• **Objective**: Each record that follows should be repeated exactly, minus any images.

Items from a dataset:
_ _ _ _ _ _ _

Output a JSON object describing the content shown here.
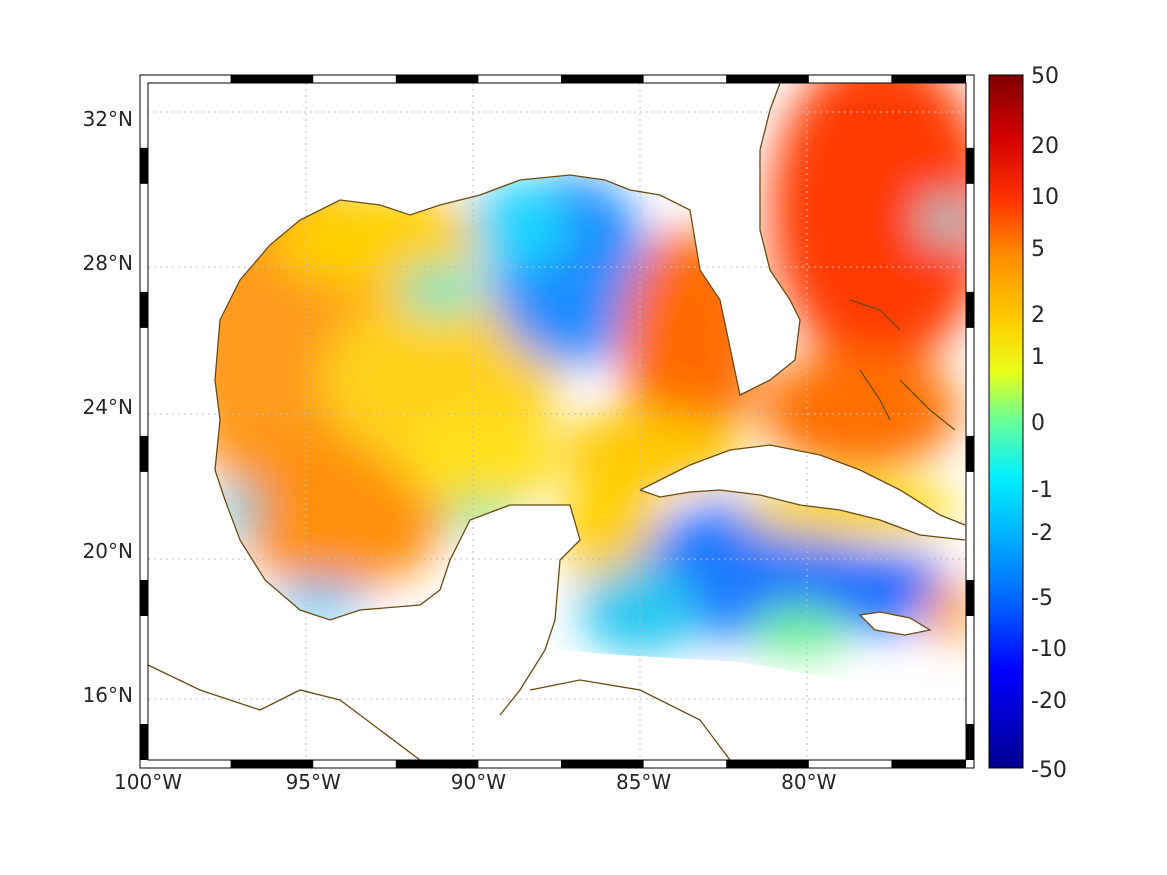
{
  "map": {
    "lon_range": [
      -100,
      -75
    ],
    "lat_range": [
      14.2,
      33
    ],
    "lon_ticks": [
      {
        "value": -100,
        "label": "100°W"
      },
      {
        "value": -95,
        "label": "95°W"
      },
      {
        "value": -90,
        "label": "90°W"
      },
      {
        "value": -85,
        "label": "85°W"
      },
      {
        "value": -80,
        "label": "80°W"
      }
    ],
    "lat_ticks": [
      {
        "value": 16,
        "label": "16°N"
      },
      {
        "value": 20,
        "label": "20°N"
      },
      {
        "value": 24,
        "label": "24°N"
      },
      {
        "value": 28,
        "label": "28°N"
      },
      {
        "value": 32,
        "label": "32°N"
      }
    ],
    "grid": true,
    "coastline_color": "#6b4a12",
    "land_color": "#ffffff"
  },
  "colorbar": {
    "ticks": [
      "50",
      "20",
      "10",
      "5",
      "2",
      "1",
      "0",
      "-1",
      "-2",
      "-5",
      "-10",
      "-20",
      "-50"
    ],
    "colors": [
      "#7f0000",
      "#d40000",
      "#ff3300",
      "#ff8c00",
      "#ffd000",
      "#e6ff1a",
      "#66ff99",
      "#00f0ff",
      "#00b4ff",
      "#0064ff",
      "#0000ff",
      "#00008f"
    ]
  }
}
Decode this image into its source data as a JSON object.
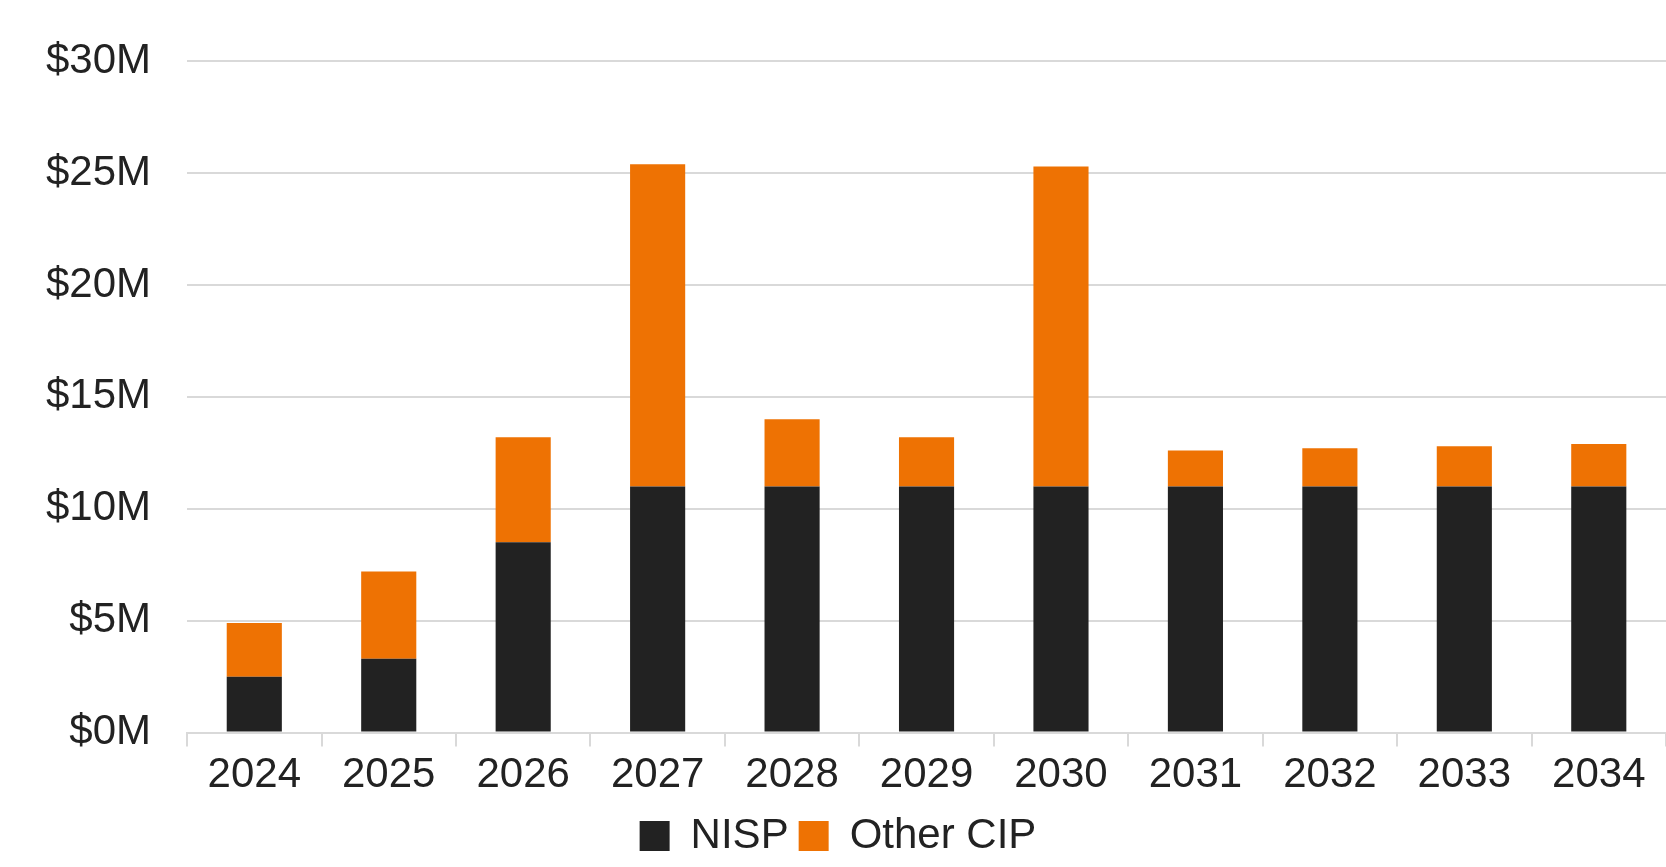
{
  "chart_data": {
    "type": "bar",
    "stacked": true,
    "categories": [
      "2024",
      "2025",
      "2026",
      "2027",
      "2028",
      "2029",
      "2030",
      "2031",
      "2032",
      "2033",
      "2034"
    ],
    "series": [
      {
        "name": "NISP",
        "color": "#222222",
        "values": [
          2.5,
          3.3,
          8.5,
          11.0,
          11.0,
          11.0,
          11.0,
          11.0,
          11.0,
          11.0,
          11.0
        ]
      },
      {
        "name": "Other CIP",
        "color": "#ee7203",
        "values": [
          2.4,
          3.9,
          4.7,
          14.4,
          3.0,
          2.2,
          14.3,
          1.6,
          1.7,
          1.8,
          1.9
        ]
      }
    ],
    "ylim": [
      0,
      30
    ],
    "yticks": [
      {
        "value": 0,
        "label": "$0M"
      },
      {
        "value": 5,
        "label": "$5M"
      },
      {
        "value": 10,
        "label": "$10M"
      },
      {
        "value": 15,
        "label": "$15M"
      },
      {
        "value": 20,
        "label": "$20M"
      },
      {
        "value": 25,
        "label": "$25M"
      },
      {
        "value": 30,
        "label": "$30M"
      }
    ],
    "grid": "y",
    "legend": "bottom"
  }
}
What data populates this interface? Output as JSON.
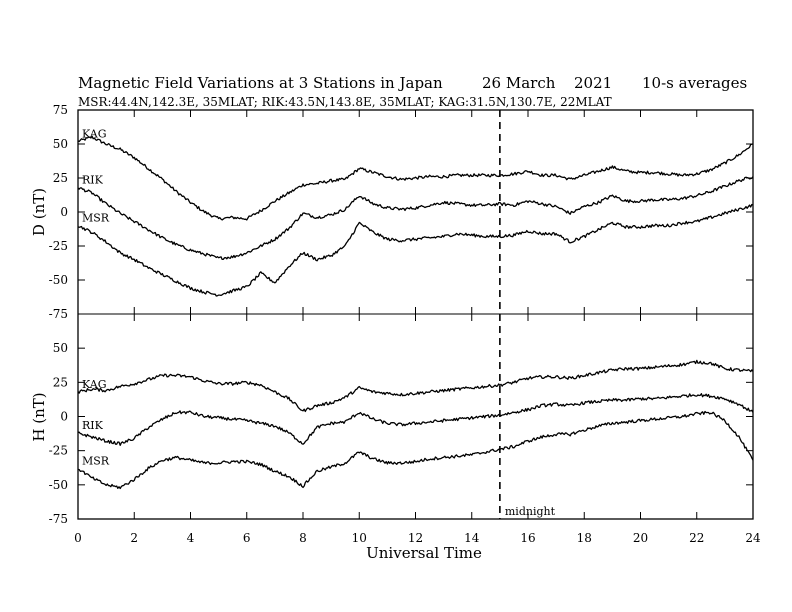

_ _ _ _ _ _ _

• **Exercise result**:
Output a JSON object describing the content shown here.
{
  "map": {
    "lon_range": [
      -100,
      -75
    ],
    "lat_range": [
      14.2,
      33
    ],
    "lon_ticks": [
      {
        "value": -100,
        "label": "100°W"
      },
      {
        "value": -95,
        "label": "95°W"
      },
      {
        "value": -90,
        "label": "90°W"
      },
      {
        "value": -85,
        "label": "85°W"
      },
      {
        "value": -80,
        "label": "80°W"
      }
    ],
    "lat_ticks": [
      {
        "value": 16,
        "label": "16°N"
      },
      {
        "value": 20,
        "label": "20°N"
      },
      {
        "value": 24,
        "label": "24°N"
      },
      {
        "value": 28,
        "label": "28°N"
      },
      {
        "value": 32,
        "label": "32°N"
      }
    ],
    "grid": true,
    "coastline_color": "#6b4a12",
    "land_color": "#ffffff"
  },
  "colorbar": {
    "ticks": [
      "50",
      "20",
      "10",
      "5",
      "2",
      "1",
      "0",
      "-1",
      "-2",
      "-5",
      "-10",
      "-20",
      "-50"
    ],
    "colors": [
      "#7f0000",
      "#d40000",
      "#ff3300",
      "#ff8c00",
      "#ffd000",
      "#e6ff1a",
      "#66ff99",
      "#00f0ff",
      "#00b4ff",
      "#0064ff",
      "#0000ff",
      "#00008f"
    ]
  }
}
Decode this image into its source data as a JSON object.
{
  "chart_data": {
    "type": "bar",
    "stacked": true,
    "categories": [
      "2024",
      "2025",
      "2026",
      "2027",
      "2028",
      "2029",
      "2030",
      "2031",
      "2032",
      "2033",
      "2034"
    ],
    "series": [
      {
        "name": "NISP",
        "color": "#222222",
        "values": [
          2.5,
          3.3,
          8.5,
          11.0,
          11.0,
          11.0,
          11.0,
          11.0,
          11.0,
          11.0,
          11.0
        ]
      },
      {
        "name": "Other CIP",
        "color": "#ee7203",
        "values": [
          2.4,
          3.9,
          4.7,
          14.4,
          3.0,
          2.2,
          14.3,
          1.6,
          1.7,
          1.8,
          1.9
        ]
      }
    ],
    "ylim": [
      0,
      30
    ],
    "yticks": [
      {
        "value": 0,
        "label": "$0M"
      },
      {
        "value": 5,
        "label": "$5M"
      },
      {
        "value": 10,
        "label": "$10M"
      },
      {
        "value": 15,
        "label": "$15M"
      },
      {
        "value": 20,
        "label": "$20M"
      },
      {
        "value": 25,
        "label": "$25M"
      },
      {
        "value": 30,
        "label": "$30M"
      }
    ],
    "grid": "y",
    "legend": "bottom"
  }
}
What data populates this interface? Output as JSON.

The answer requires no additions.